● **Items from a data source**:

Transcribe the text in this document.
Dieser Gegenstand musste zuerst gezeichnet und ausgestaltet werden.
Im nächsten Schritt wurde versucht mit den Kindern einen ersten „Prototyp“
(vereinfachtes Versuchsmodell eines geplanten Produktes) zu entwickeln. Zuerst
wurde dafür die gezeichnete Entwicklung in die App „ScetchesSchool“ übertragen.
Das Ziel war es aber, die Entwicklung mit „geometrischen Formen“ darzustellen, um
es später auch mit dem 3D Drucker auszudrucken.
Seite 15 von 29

● **To be done**:
Reproduce the records above exactly.

● **Final result**:
Transcribe the text in this document.
Dieser Gegenstand musste zuerst gezeichnet und ausgestaltet werden.
Im nächsten Schritt wurde versucht mit den Kindern einen ersten „Prototyp“
(vereinfachtes Versuchsmodell eines geplanten Produktes) zu entwickeln. Zuerst
wurde dafür die gezeichnete Entwicklung in die App „ScetchesSchool“ übertragen.
Das Ziel war es aber, die Entwicklung mit „geometrischen Formen“ darzustellen, um
es später auch mit dem 3D Drucker auszudrucken.
Seite 15 von 29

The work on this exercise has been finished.